• **What needs to be done**
From the listing below, return each line that includes "about".

• **Stored rows**

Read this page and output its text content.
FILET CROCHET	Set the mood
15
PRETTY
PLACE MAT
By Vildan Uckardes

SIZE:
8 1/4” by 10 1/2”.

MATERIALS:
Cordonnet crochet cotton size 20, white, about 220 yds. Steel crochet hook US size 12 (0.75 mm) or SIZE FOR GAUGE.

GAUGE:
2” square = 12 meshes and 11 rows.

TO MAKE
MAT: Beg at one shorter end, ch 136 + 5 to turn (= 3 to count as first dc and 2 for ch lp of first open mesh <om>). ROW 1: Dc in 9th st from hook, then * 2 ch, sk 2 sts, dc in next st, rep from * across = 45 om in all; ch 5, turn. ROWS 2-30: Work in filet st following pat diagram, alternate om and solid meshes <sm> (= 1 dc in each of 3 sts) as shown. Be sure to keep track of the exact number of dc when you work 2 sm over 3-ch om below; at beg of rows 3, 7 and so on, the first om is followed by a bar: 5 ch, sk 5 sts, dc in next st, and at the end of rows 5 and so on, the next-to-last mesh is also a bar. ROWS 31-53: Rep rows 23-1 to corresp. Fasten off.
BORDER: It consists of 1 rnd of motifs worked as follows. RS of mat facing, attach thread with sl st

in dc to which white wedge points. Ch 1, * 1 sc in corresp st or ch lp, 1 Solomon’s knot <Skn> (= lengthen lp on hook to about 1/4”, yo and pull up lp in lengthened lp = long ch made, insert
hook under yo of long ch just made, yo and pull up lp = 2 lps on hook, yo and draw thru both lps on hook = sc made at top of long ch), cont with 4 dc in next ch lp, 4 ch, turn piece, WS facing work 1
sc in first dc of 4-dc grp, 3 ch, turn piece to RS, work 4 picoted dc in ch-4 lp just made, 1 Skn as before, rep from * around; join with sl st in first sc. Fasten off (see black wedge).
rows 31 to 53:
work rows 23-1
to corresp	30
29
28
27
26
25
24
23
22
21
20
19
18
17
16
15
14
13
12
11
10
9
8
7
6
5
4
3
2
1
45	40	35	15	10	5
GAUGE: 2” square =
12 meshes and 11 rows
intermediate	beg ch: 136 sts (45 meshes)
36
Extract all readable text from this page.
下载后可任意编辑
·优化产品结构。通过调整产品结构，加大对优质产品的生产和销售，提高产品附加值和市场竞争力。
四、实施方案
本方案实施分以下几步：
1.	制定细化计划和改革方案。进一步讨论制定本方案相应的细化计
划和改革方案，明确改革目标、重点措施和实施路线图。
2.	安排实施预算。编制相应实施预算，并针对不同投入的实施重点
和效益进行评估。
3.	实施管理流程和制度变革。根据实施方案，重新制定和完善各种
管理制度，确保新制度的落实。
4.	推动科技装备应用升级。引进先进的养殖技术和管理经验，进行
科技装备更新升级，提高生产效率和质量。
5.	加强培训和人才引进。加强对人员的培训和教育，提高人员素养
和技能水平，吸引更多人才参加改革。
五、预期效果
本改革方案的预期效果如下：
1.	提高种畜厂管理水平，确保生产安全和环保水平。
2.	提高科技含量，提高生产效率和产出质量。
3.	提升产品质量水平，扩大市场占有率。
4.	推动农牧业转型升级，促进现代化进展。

• **Solved problem**
Cordonnet crochet cotton size 20, white, about 220 yds. Steel crochet hook US size 12 (0.75 mm) or SIZE FOR GAUGE.
in dc to which white wedge points. Ch 1, * 1 sc in corresp st or ch lp, 1 Solomon’s knot <Skn> (= lengthen lp on hook to about 1/4”, yo and pull up lp in lengthened lp = long ch made, insert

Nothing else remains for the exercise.